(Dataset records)
>>

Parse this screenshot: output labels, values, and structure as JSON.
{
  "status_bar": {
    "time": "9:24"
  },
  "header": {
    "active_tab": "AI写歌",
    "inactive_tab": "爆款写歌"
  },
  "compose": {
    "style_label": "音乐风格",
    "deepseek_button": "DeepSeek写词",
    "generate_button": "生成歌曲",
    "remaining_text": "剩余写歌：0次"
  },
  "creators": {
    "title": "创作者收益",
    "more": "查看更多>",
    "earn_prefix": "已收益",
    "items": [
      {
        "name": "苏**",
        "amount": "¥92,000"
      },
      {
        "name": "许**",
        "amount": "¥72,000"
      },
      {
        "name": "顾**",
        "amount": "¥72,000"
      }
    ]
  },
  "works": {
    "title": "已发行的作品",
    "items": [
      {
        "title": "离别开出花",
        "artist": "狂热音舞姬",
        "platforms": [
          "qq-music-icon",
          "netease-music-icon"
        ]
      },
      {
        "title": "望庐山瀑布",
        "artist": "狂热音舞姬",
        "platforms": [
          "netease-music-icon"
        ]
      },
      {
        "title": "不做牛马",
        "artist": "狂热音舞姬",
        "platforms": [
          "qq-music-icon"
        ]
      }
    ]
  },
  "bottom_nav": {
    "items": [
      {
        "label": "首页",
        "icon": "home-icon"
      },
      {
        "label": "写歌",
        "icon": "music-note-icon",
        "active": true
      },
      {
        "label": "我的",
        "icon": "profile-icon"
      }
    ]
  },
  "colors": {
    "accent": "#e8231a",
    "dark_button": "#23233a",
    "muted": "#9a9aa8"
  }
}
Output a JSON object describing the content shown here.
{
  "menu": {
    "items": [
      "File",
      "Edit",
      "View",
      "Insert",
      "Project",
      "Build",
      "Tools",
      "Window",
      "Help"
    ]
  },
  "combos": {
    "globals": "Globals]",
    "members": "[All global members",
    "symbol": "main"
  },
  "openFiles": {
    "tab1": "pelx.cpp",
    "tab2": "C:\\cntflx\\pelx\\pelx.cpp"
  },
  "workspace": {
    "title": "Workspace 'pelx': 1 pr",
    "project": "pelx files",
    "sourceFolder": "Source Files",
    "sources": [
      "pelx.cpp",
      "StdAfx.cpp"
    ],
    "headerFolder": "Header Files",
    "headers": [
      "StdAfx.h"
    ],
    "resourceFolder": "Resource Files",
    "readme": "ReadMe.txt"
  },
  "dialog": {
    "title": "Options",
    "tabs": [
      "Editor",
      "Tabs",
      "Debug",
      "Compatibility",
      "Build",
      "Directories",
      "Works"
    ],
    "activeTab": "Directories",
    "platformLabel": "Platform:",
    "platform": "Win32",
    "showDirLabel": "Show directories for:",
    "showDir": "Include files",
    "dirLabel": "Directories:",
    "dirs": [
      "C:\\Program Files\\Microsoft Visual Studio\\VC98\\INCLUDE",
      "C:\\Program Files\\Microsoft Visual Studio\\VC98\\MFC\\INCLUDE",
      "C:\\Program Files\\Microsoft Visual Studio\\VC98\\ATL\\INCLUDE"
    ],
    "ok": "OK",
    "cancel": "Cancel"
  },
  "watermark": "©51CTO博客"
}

<<

■ Task to complete
Reply with nothing except the number of lines in the listing above that include "pelx".

■ Written reply
5